## THE EXERCISE:
Please return every line of the records below, unchanged and character for character.

(Item position entries)
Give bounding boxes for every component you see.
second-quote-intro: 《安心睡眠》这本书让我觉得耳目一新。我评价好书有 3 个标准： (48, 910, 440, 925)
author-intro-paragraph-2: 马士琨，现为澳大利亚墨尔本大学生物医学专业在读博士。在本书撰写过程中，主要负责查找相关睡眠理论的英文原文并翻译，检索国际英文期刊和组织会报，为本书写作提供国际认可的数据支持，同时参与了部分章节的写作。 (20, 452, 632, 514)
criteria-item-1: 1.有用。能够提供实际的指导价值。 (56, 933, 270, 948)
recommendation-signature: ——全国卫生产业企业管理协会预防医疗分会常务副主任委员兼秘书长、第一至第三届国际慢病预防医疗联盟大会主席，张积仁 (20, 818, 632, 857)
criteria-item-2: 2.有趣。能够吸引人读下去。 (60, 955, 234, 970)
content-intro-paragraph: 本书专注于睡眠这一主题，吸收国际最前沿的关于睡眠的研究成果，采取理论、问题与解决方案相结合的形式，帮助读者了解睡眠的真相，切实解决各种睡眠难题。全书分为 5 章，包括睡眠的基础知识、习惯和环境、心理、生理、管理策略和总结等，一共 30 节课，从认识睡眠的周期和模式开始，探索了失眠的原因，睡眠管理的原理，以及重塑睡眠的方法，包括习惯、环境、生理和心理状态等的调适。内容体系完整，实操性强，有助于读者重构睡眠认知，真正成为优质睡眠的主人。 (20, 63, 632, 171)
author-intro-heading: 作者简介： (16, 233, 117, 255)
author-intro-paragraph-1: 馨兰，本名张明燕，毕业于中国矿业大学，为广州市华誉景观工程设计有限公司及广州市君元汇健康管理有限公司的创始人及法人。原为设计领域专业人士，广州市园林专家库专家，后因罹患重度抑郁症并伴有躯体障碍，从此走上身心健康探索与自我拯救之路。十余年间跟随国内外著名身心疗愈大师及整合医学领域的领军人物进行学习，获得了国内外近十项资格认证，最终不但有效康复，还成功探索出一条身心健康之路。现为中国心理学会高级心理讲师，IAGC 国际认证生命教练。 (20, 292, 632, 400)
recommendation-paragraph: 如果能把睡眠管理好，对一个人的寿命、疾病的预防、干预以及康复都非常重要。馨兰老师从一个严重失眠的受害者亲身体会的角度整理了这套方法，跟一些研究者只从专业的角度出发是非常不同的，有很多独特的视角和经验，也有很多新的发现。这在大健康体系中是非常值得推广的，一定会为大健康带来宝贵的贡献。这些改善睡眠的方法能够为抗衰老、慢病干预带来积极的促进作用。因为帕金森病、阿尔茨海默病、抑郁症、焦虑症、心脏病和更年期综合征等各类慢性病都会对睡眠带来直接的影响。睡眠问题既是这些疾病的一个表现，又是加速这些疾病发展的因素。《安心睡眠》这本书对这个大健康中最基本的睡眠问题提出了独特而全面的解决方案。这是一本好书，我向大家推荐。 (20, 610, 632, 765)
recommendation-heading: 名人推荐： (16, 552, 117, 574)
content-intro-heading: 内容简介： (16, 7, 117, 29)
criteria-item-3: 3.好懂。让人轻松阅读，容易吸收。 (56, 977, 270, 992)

## EXERCISE RESPONSE:
Give bounding boxes for every component you see.
second-quote-intro: 《安心睡眠》这本书让我觉得耳目一新。我评价好书有 3 个标准： (48, 910, 440, 925)
author-intro-paragraph-2: 马士琨，现为澳大利亚墨尔本大学生物医学专业在读博士。在本书撰写过程中，主要负责查找相关睡眠理论的英文原文并翻译，检索国际英文期刊和组织会报，为本书写作提供国际认可的数据支持，同时参与了部分章节的写作。 (20, 452, 632, 514)
criteria-item-1: 1.有用。能够提供实际的指导价值。 (56, 933, 270, 948)
recommendation-signature: ——全国卫生产业企业管理协会预防医疗分会常务副主任委员兼秘书长、第一至第三届国际慢病预防医疗联盟大会主席，张积仁 (20, 818, 632, 857)
criteria-item-2: 2.有趣。能够吸引人读下去。 (60, 955, 234, 970)
content-intro-paragraph: 本书专注于睡眠这一主题，吸收国际最前沿的关于睡眠的研究成果，采取理论、问题与解决方案相结合的形式，帮助读者了解睡眠的真相，切实解决各种睡眠难题。全书分为 5 章，包括睡眠的基础知识、习惯和环境、心理、生理、管理策略和总结等，一共 30 节课，从认识睡眠的周期和模式开始，探索了失眠的原因，睡眠管理的原理，以及重塑睡眠的方法，包括习惯、环境、生理和心理状态等的调适。内容体系完整，实操性强，有助于读者重构睡眠认知，真正成为优质睡眠的主人。 (20, 63, 632, 171)
author-intro-heading: 作者简介： (16, 233, 117, 255)
author-intro-paragraph-1: 馨兰，本名张明燕，毕业于中国矿业大学，为广州市华誉景观工程设计有限公司及广州市君元汇健康管理有限公司的创始人及法人。原为设计领域专业人士，广州市园林专家库专家，后因罹患重度抑郁症并伴有躯体障碍，从此走上身心健康探索与自我拯救之路。十余年间跟随国内外著名身心疗愈大师及整合医学领域的领军人物进行学习，获得了国内外近十项资格认证，最终不但有效康复，还成功探索出一条身心健康之路。现为中国心理学会高级心理讲师，IAGC 国际认证生命教练。 (20, 292, 632, 400)
recommendation-paragraph: 如果能把睡眠管理好，对一个人的寿命、疾病的预防、干预以及康复都非常重要。馨兰老师从一个严重失眠的受害者亲身体会的角度整理了这套方法，跟一些研究者只从专业的角度出发是非常不同的，有很多独特的视角和经验，也有很多新的发现。这在大健康体系中是非常值得推广的，一定会为大健康带来宝贵的贡献。这些改善睡眠的方法能够为抗衰老、慢病干预带来积极的促进作用。因为帕金森病、阿尔茨海默病、抑郁症、焦虑症、心脏病和更年期综合征等各类慢性病都会对睡眠带来直接的影响。睡眠问题既是这些疾病的一个表现，又是加速这些疾病发展的因素。《安心睡眠》这本书对这个大健康中最基本的睡眠问题提出了独特而全面的解决方案。这是一本好书，我向大家推荐。 (20, 610, 632, 765)
recommendation-heading: 名人推荐： (16, 552, 117, 574)
content-intro-heading: 内容简介： (16, 7, 117, 29)
criteria-item-3: 3.好懂。让人轻松阅读，容易吸收。 (56, 977, 270, 992)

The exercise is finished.